# Start of Listed records
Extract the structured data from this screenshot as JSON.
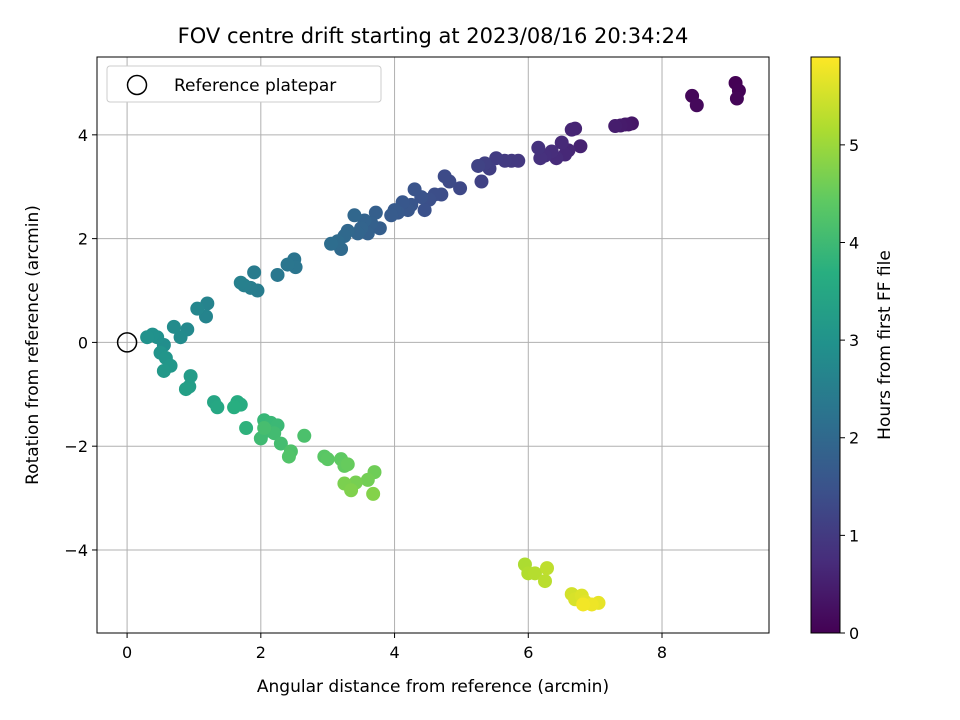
{
  "chart_data": {
    "type": "scatter",
    "title": "FOV centre drift starting at 2023/08/16 20:34:24",
    "xlabel": "Angular distance from reference (arcmin)",
    "ylabel": "Rotation from reference (arcmin)",
    "xlim": [
      -0.45,
      9.6
    ],
    "ylim": [
      -5.6,
      5.5
    ],
    "x_ticks": [
      0,
      2,
      4,
      6,
      8
    ],
    "y_ticks": [
      -4,
      -2,
      0,
      2,
      4
    ],
    "x_tick_labels": [
      "0",
      "2",
      "4",
      "6",
      "8"
    ],
    "y_tick_labels": [
      "−4",
      "−2",
      "0",
      "2",
      "4"
    ],
    "grid": true,
    "legend": {
      "position": "top-left",
      "entries": [
        {
          "label": "Reference platepar",
          "marker": "open-circle",
          "color": "#000000"
        }
      ]
    },
    "colorbar": {
      "label": "Hours from first FF file",
      "min": 0,
      "max": 5.9,
      "ticks": [
        0,
        1,
        2,
        3,
        4,
        5
      ],
      "tick_labels": [
        "0",
        "1",
        "2",
        "3",
        "4",
        "5"
      ],
      "colormap": "viridis"
    },
    "reference_point": {
      "x": 0,
      "y": 0
    },
    "points": [
      [
        9.1,
        5.0,
        0.02
      ],
      [
        9.15,
        4.85,
        0.04
      ],
      [
        9.12,
        4.7,
        0.06
      ],
      [
        8.45,
        4.75,
        0.1
      ],
      [
        8.52,
        4.57,
        0.14
      ],
      [
        7.55,
        4.22,
        0.35
      ],
      [
        7.5,
        4.2,
        0.38
      ],
      [
        7.45,
        4.2,
        0.41
      ],
      [
        7.38,
        4.18,
        0.44
      ],
      [
        7.3,
        4.17,
        0.47
      ],
      [
        6.78,
        3.78,
        0.55
      ],
      [
        6.7,
        4.12,
        0.58
      ],
      [
        6.65,
        4.1,
        0.6
      ],
      [
        6.6,
        3.7,
        0.63
      ],
      [
        6.55,
        3.62,
        0.66
      ],
      [
        6.5,
        3.85,
        0.69
      ],
      [
        6.42,
        3.55,
        0.72
      ],
      [
        6.35,
        3.68,
        0.75
      ],
      [
        6.25,
        3.6,
        0.78
      ],
      [
        6.18,
        3.55,
        0.81
      ],
      [
        6.15,
        3.75,
        0.84
      ],
      [
        5.85,
        3.5,
        0.95
      ],
      [
        5.75,
        3.5,
        0.98
      ],
      [
        5.65,
        3.5,
        1.01
      ],
      [
        5.52,
        3.55,
        1.04
      ],
      [
        5.42,
        3.35,
        1.08
      ],
      [
        5.35,
        3.45,
        1.11
      ],
      [
        5.3,
        3.1,
        1.14
      ],
      [
        5.25,
        3.4,
        1.17
      ],
      [
        4.98,
        2.97,
        1.28
      ],
      [
        4.82,
        3.1,
        1.31
      ],
      [
        4.75,
        3.2,
        1.34
      ],
      [
        4.7,
        2.85,
        1.37
      ],
      [
        4.6,
        2.85,
        1.4
      ],
      [
        4.52,
        2.75,
        1.43
      ],
      [
        4.45,
        2.55,
        1.46
      ],
      [
        4.4,
        2.8,
        1.49
      ],
      [
        4.3,
        2.95,
        1.52
      ],
      [
        4.25,
        2.65,
        1.55
      ],
      [
        4.2,
        2.55,
        1.58
      ],
      [
        4.12,
        2.7,
        1.6
      ],
      [
        4.05,
        2.5,
        1.63
      ],
      [
        4.0,
        2.55,
        1.66
      ],
      [
        3.95,
        2.45,
        1.69
      ],
      [
        3.78,
        2.2,
        1.75
      ],
      [
        3.72,
        2.5,
        1.78
      ],
      [
        3.65,
        2.3,
        1.8
      ],
      [
        3.6,
        2.1,
        1.83
      ],
      [
        3.55,
        2.35,
        1.86
      ],
      [
        3.5,
        2.2,
        1.89
      ],
      [
        3.45,
        2.1,
        1.92
      ],
      [
        3.4,
        2.45,
        1.95
      ],
      [
        3.3,
        2.15,
        1.98
      ],
      [
        3.25,
        2.05,
        2.0
      ],
      [
        3.2,
        1.8,
        2.03
      ],
      [
        3.15,
        1.95,
        2.06
      ],
      [
        3.05,
        1.9,
        2.09
      ],
      [
        2.5,
        1.6,
        2.25
      ],
      [
        2.52,
        1.45,
        2.28
      ],
      [
        2.4,
        1.5,
        2.31
      ],
      [
        2.25,
        1.3,
        2.34
      ],
      [
        1.9,
        1.35,
        2.42
      ],
      [
        1.95,
        1.0,
        2.45
      ],
      [
        1.85,
        1.05,
        2.48
      ],
      [
        1.75,
        1.1,
        2.51
      ],
      [
        1.7,
        1.15,
        2.54
      ],
      [
        1.2,
        0.75,
        2.62
      ],
      [
        1.18,
        0.5,
        2.65
      ],
      [
        1.05,
        0.65,
        2.68
      ],
      [
        0.9,
        0.25,
        2.76
      ],
      [
        0.8,
        0.1,
        2.8
      ],
      [
        0.7,
        0.3,
        2.84
      ],
      [
        0.55,
        -0.05,
        2.88
      ],
      [
        0.45,
        0.1,
        2.92
      ],
      [
        0.38,
        0.15,
        2.95
      ],
      [
        0.3,
        0.1,
        2.98
      ],
      [
        0.5,
        -0.2,
        3.02
      ],
      [
        0.58,
        -0.3,
        3.06
      ],
      [
        0.65,
        -0.45,
        3.1
      ],
      [
        0.55,
        -0.55,
        3.14
      ],
      [
        0.95,
        -0.65,
        3.22
      ],
      [
        0.93,
        -0.85,
        3.26
      ],
      [
        0.88,
        -0.9,
        3.3
      ],
      [
        1.3,
        -1.15,
        3.45
      ],
      [
        1.35,
        -1.25,
        3.5
      ],
      [
        1.65,
        -1.15,
        3.6
      ],
      [
        1.7,
        -1.2,
        3.64
      ],
      [
        1.6,
        -1.25,
        3.68
      ],
      [
        1.78,
        -1.65,
        3.78
      ],
      [
        2.05,
        -1.5,
        3.9
      ],
      [
        2.15,
        -1.55,
        3.93
      ],
      [
        2.25,
        -1.6,
        3.96
      ],
      [
        2.1,
        -1.7,
        3.99
      ],
      [
        2.0,
        -1.85,
        4.02
      ],
      [
        2.2,
        -1.75,
        4.05
      ],
      [
        2.3,
        -1.95,
        4.08
      ],
      [
        2.05,
        -1.65,
        4.11
      ],
      [
        2.65,
        -1.8,
        4.18
      ],
      [
        2.45,
        -2.1,
        4.22
      ],
      [
        2.42,
        -2.2,
        4.26
      ],
      [
        2.95,
        -2.2,
        4.35
      ],
      [
        3.0,
        -2.25,
        4.38
      ],
      [
        3.2,
        -2.25,
        4.42
      ],
      [
        3.25,
        -2.38,
        4.46
      ],
      [
        3.3,
        -2.35,
        4.5
      ],
      [
        3.7,
        -2.5,
        4.58
      ],
      [
        3.6,
        -2.65,
        4.62
      ],
      [
        3.42,
        -2.7,
        4.66
      ],
      [
        3.25,
        -2.72,
        4.7
      ],
      [
        3.35,
        -2.85,
        4.74
      ],
      [
        3.68,
        -2.92,
        4.78
      ],
      [
        5.95,
        -4.28,
        5.15
      ],
      [
        6.0,
        -4.45,
        5.2
      ],
      [
        6.1,
        -4.45,
        5.24
      ],
      [
        6.25,
        -4.6,
        5.28
      ],
      [
        6.28,
        -4.35,
        5.32
      ],
      [
        6.65,
        -4.85,
        5.5
      ],
      [
        6.7,
        -4.95,
        5.55
      ],
      [
        6.8,
        -4.88,
        5.6
      ],
      [
        6.85,
        -5.0,
        5.65
      ],
      [
        7.05,
        -5.02,
        5.7
      ],
      [
        6.95,
        -5.05,
        5.75
      ],
      [
        6.82,
        -5.05,
        5.8
      ]
    ]
  }
}
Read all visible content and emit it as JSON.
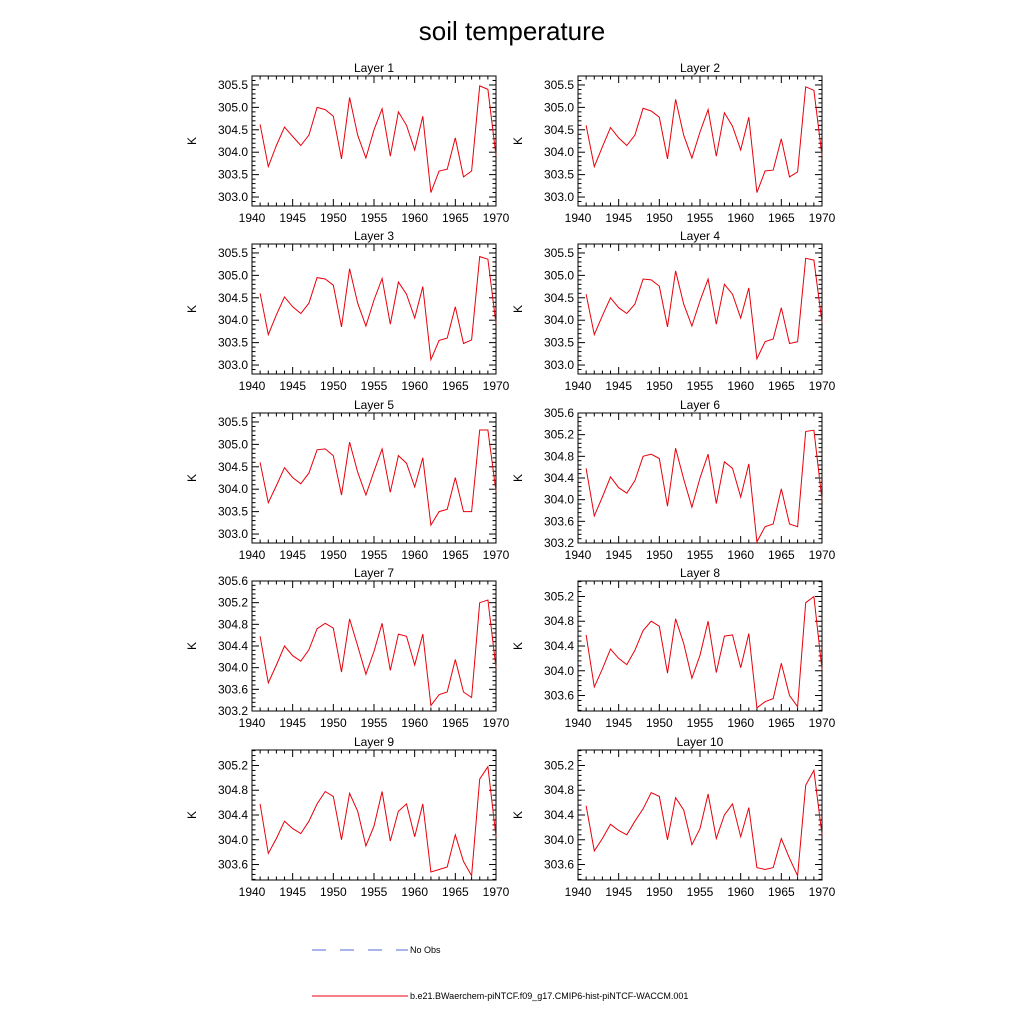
{
  "title": "soil temperature",
  "legend": {
    "obs_label": "No Obs",
    "model_label": "b.e21.BWaerchem-piNTCF.f09_g17.CMIP6-hist-piNTCF-WACCM.001",
    "obs_color": "#4f6bd8",
    "model_color": "#e8000b"
  },
  "chart_data": [
    {
      "type": "line",
      "title": "Layer 1",
      "ylabel": "K",
      "xlim": [
        1940,
        1970
      ],
      "ylim": [
        302.8,
        305.7
      ],
      "xticks": [
        1940,
        1945,
        1950,
        1955,
        1960,
        1965,
        1970
      ],
      "yticks": [
        "303.0",
        "303.5",
        "304.0",
        "304.5",
        "305.0",
        "305.5"
      ],
      "x": [
        1941,
        1942,
        1943,
        1944,
        1945,
        1946,
        1947,
        1948,
        1949,
        1950,
        1951,
        1952,
        1953,
        1954,
        1955,
        1956,
        1957,
        1958,
        1959,
        1960,
        1961,
        1962,
        1963,
        1964,
        1965,
        1966,
        1967,
        1968,
        1969,
        1970
      ],
      "series": [
        {
          "values": [
            304.62,
            303.68,
            304.15,
            304.56,
            304.35,
            304.15,
            304.38,
            305.0,
            304.95,
            304.8,
            303.85,
            305.22,
            304.38,
            303.87,
            304.5,
            304.97,
            303.91,
            304.9,
            304.6,
            304.05,
            304.8,
            303.1,
            303.58,
            303.62,
            304.32,
            303.45,
            303.58,
            305.48,
            305.4,
            303.92
          ]
        }
      ]
    },
    {
      "type": "line",
      "title": "Layer 2",
      "ylabel": "K",
      "xlim": [
        1940,
        1970
      ],
      "ylim": [
        302.8,
        305.7
      ],
      "xticks": [
        1940,
        1945,
        1950,
        1955,
        1960,
        1965,
        1970
      ],
      "yticks": [
        "303.0",
        "303.5",
        "304.0",
        "304.5",
        "305.0",
        "305.5"
      ],
      "x": [
        1941,
        1942,
        1943,
        1944,
        1945,
        1946,
        1947,
        1948,
        1949,
        1950,
        1951,
        1952,
        1953,
        1954,
        1955,
        1956,
        1957,
        1958,
        1959,
        1960,
        1961,
        1962,
        1963,
        1964,
        1965,
        1966,
        1967,
        1968,
        1969,
        1970
      ],
      "series": [
        {
          "values": [
            304.6,
            303.68,
            304.12,
            304.55,
            304.32,
            304.15,
            304.38,
            304.98,
            304.92,
            304.78,
            303.85,
            305.18,
            304.38,
            303.87,
            304.45,
            304.95,
            303.91,
            304.88,
            304.58,
            304.05,
            304.78,
            303.1,
            303.58,
            303.6,
            304.3,
            303.45,
            303.56,
            305.46,
            305.38,
            303.92
          ]
        }
      ]
    },
    {
      "type": "line",
      "title": "Layer 3",
      "ylabel": "K",
      "xlim": [
        1940,
        1970
      ],
      "ylim": [
        302.8,
        305.7
      ],
      "xticks": [
        1940,
        1945,
        1950,
        1955,
        1960,
        1965,
        1970
      ],
      "yticks": [
        "303.0",
        "303.5",
        "304.0",
        "304.5",
        "305.0",
        "305.5"
      ],
      "x": [
        1941,
        1942,
        1943,
        1944,
        1945,
        1946,
        1947,
        1948,
        1949,
        1950,
        1951,
        1952,
        1953,
        1954,
        1955,
        1956,
        1957,
        1958,
        1959,
        1960,
        1961,
        1962,
        1963,
        1964,
        1965,
        1966,
        1967,
        1968,
        1969,
        1970
      ],
      "series": [
        {
          "values": [
            304.6,
            303.68,
            304.12,
            304.52,
            304.3,
            304.15,
            304.38,
            304.95,
            304.92,
            304.78,
            303.85,
            305.15,
            304.38,
            303.87,
            304.45,
            304.93,
            303.91,
            304.85,
            304.58,
            304.05,
            304.75,
            303.12,
            303.55,
            303.6,
            304.3,
            303.48,
            303.56,
            305.42,
            305.36,
            303.92
          ]
        }
      ]
    },
    {
      "type": "line",
      "title": "Layer 4",
      "ylabel": "K",
      "xlim": [
        1940,
        1970
      ],
      "ylim": [
        302.8,
        305.7
      ],
      "xticks": [
        1940,
        1945,
        1950,
        1955,
        1960,
        1965,
        1970
      ],
      "yticks": [
        "303.0",
        "303.5",
        "304.0",
        "304.5",
        "305.0",
        "305.5"
      ],
      "x": [
        1941,
        1942,
        1943,
        1944,
        1945,
        1946,
        1947,
        1948,
        1949,
        1950,
        1951,
        1952,
        1953,
        1954,
        1955,
        1956,
        1957,
        1958,
        1959,
        1960,
        1961,
        1962,
        1963,
        1964,
        1965,
        1966,
        1967,
        1968,
        1969,
        1970
      ],
      "series": [
        {
          "values": [
            304.58,
            303.68,
            304.1,
            304.5,
            304.28,
            304.15,
            304.36,
            304.92,
            304.9,
            304.76,
            303.85,
            305.1,
            304.36,
            303.87,
            304.43,
            304.92,
            303.91,
            304.8,
            304.58,
            304.05,
            304.72,
            303.14,
            303.52,
            303.58,
            304.28,
            303.48,
            303.52,
            305.38,
            305.34,
            303.95
          ]
        }
      ]
    },
    {
      "type": "line",
      "title": "Layer 5",
      "ylabel": "K",
      "xlim": [
        1940,
        1970
      ],
      "ylim": [
        302.8,
        305.7
      ],
      "xticks": [
        1940,
        1945,
        1950,
        1955,
        1960,
        1965,
        1970
      ],
      "yticks": [
        "303.0",
        "303.5",
        "304.0",
        "304.5",
        "305.0",
        "305.5"
      ],
      "x": [
        1941,
        1942,
        1943,
        1944,
        1945,
        1946,
        1947,
        1948,
        1949,
        1950,
        1951,
        1952,
        1953,
        1954,
        1955,
        1956,
        1957,
        1958,
        1959,
        1960,
        1961,
        1962,
        1963,
        1964,
        1965,
        1966,
        1967,
        1968,
        1969,
        1970
      ],
      "series": [
        {
          "values": [
            304.6,
            303.7,
            304.08,
            304.48,
            304.26,
            304.12,
            304.36,
            304.88,
            304.9,
            304.75,
            303.87,
            305.05,
            304.38,
            303.87,
            304.4,
            304.9,
            303.93,
            304.75,
            304.58,
            304.05,
            304.7,
            303.2,
            303.5,
            303.55,
            304.26,
            303.5,
            303.5,
            305.32,
            305.32,
            303.95
          ]
        }
      ]
    },
    {
      "type": "line",
      "title": "Layer 6",
      "ylabel": "K",
      "xlim": [
        1940,
        1970
      ],
      "ylim": [
        303.2,
        305.6
      ],
      "xticks": [
        1940,
        1945,
        1950,
        1955,
        1960,
        1965,
        1970
      ],
      "yticks": [
        "303.2",
        "303.6",
        "304.0",
        "304.4",
        "304.8",
        "305.2",
        "305.6"
      ],
      "x": [
        1941,
        1942,
        1943,
        1944,
        1945,
        1946,
        1947,
        1948,
        1949,
        1950,
        1951,
        1952,
        1953,
        1954,
        1955,
        1956,
        1957,
        1958,
        1959,
        1960,
        1961,
        1962,
        1963,
        1964,
        1965,
        1966,
        1967,
        1968,
        1969,
        1970
      ],
      "series": [
        {
          "values": [
            304.58,
            303.7,
            304.05,
            304.42,
            304.22,
            304.12,
            304.35,
            304.8,
            304.84,
            304.76,
            303.88,
            304.95,
            304.38,
            303.86,
            304.4,
            304.84,
            303.93,
            304.7,
            304.58,
            304.05,
            304.66,
            303.22,
            303.5,
            303.55,
            304.2,
            303.55,
            303.5,
            305.26,
            305.28,
            304.0
          ]
        }
      ]
    },
    {
      "type": "line",
      "title": "Layer 7",
      "ylabel": "K",
      "xlim": [
        1940,
        1970
      ],
      "ylim": [
        303.2,
        305.6
      ],
      "xticks": [
        1940,
        1945,
        1950,
        1955,
        1960,
        1965,
        1970
      ],
      "yticks": [
        "303.2",
        "303.6",
        "304.0",
        "304.4",
        "304.8",
        "305.2",
        "305.6"
      ],
      "x": [
        1941,
        1942,
        1943,
        1944,
        1945,
        1946,
        1947,
        1948,
        1949,
        1950,
        1951,
        1952,
        1953,
        1954,
        1955,
        1956,
        1957,
        1958,
        1959,
        1960,
        1961,
        1962,
        1963,
        1964,
        1965,
        1966,
        1967,
        1968,
        1969,
        1970
      ],
      "series": [
        {
          "values": [
            304.58,
            303.72,
            304.05,
            304.4,
            304.22,
            304.12,
            304.33,
            304.72,
            304.82,
            304.73,
            303.92,
            304.9,
            304.4,
            303.88,
            304.3,
            304.82,
            303.95,
            304.62,
            304.58,
            304.05,
            304.62,
            303.3,
            303.5,
            303.55,
            304.15,
            303.55,
            303.45,
            305.2,
            305.25,
            304.0
          ]
        }
      ]
    },
    {
      "type": "line",
      "title": "Layer 8",
      "ylabel": "K",
      "xlim": [
        1940,
        1970
      ],
      "ylim": [
        303.35,
        305.45
      ],
      "xticks": [
        1940,
        1945,
        1950,
        1955,
        1960,
        1965,
        1970
      ],
      "yticks": [
        "303.6",
        "304.0",
        "304.4",
        "304.8",
        "305.2"
      ],
      "x": [
        1941,
        1942,
        1943,
        1944,
        1945,
        1946,
        1947,
        1948,
        1949,
        1950,
        1951,
        1952,
        1953,
        1954,
        1955,
        1956,
        1957,
        1958,
        1959,
        1960,
        1961,
        1962,
        1963,
        1964,
        1965,
        1966,
        1967,
        1968,
        1969,
        1970
      ],
      "series": [
        {
          "values": [
            304.58,
            303.74,
            304.03,
            304.35,
            304.2,
            304.1,
            304.33,
            304.65,
            304.8,
            304.72,
            303.96,
            304.84,
            304.44,
            303.88,
            304.25,
            304.8,
            303.97,
            304.56,
            304.58,
            304.05,
            304.6,
            303.4,
            303.5,
            303.55,
            304.12,
            303.6,
            303.42,
            305.1,
            305.2,
            304.02
          ]
        }
      ]
    },
    {
      "type": "line",
      "title": "Layer 9",
      "ylabel": "K",
      "xlim": [
        1940,
        1970
      ],
      "ylim": [
        303.35,
        305.45
      ],
      "xticks": [
        1940,
        1945,
        1950,
        1955,
        1960,
        1965,
        1970
      ],
      "yticks": [
        "303.6",
        "304.0",
        "304.4",
        "304.8",
        "305.2"
      ],
      "x": [
        1941,
        1942,
        1943,
        1944,
        1945,
        1946,
        1947,
        1948,
        1949,
        1950,
        1951,
        1952,
        1953,
        1954,
        1955,
        1956,
        1957,
        1958,
        1959,
        1960,
        1961,
        1962,
        1963,
        1964,
        1965,
        1966,
        1967,
        1968,
        1969,
        1970
      ],
      "series": [
        {
          "values": [
            304.58,
            303.78,
            304.02,
            304.3,
            304.18,
            304.1,
            304.3,
            304.58,
            304.78,
            304.7,
            304.0,
            304.75,
            304.46,
            303.9,
            304.22,
            304.78,
            303.98,
            304.46,
            304.58,
            304.05,
            304.58,
            303.48,
            303.52,
            303.56,
            304.08,
            303.65,
            303.42,
            304.98,
            305.18,
            304.05
          ]
        }
      ]
    },
    {
      "type": "line",
      "title": "Layer 10",
      "ylabel": "K",
      "xlim": [
        1940,
        1970
      ],
      "ylim": [
        303.35,
        305.45
      ],
      "xticks": [
        1940,
        1945,
        1950,
        1955,
        1960,
        1965,
        1970
      ],
      "yticks": [
        "303.6",
        "304.0",
        "304.4",
        "304.8",
        "305.2"
      ],
      "x": [
        1941,
        1942,
        1943,
        1944,
        1945,
        1946,
        1947,
        1948,
        1949,
        1950,
        1951,
        1952,
        1953,
        1954,
        1955,
        1956,
        1957,
        1958,
        1959,
        1960,
        1961,
        1962,
        1963,
        1964,
        1965,
        1966,
        1967,
        1968,
        1969,
        1970
      ],
      "series": [
        {
          "values": [
            304.55,
            303.82,
            304.02,
            304.25,
            304.15,
            304.08,
            304.3,
            304.5,
            304.76,
            304.7,
            304.0,
            304.68,
            304.48,
            303.92,
            304.18,
            304.74,
            304.02,
            304.4,
            304.58,
            304.05,
            304.52,
            303.55,
            303.52,
            303.55,
            304.02,
            303.7,
            303.42,
            304.88,
            305.12,
            304.08
          ]
        }
      ]
    }
  ]
}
# End of Listed records
■ **Work required**
Copy each line containing the word "JSON" from the data.

■ **Reply to the task**
Extract the structured data from this screenshot as JSON.
Read all visible content and emit it as JSON.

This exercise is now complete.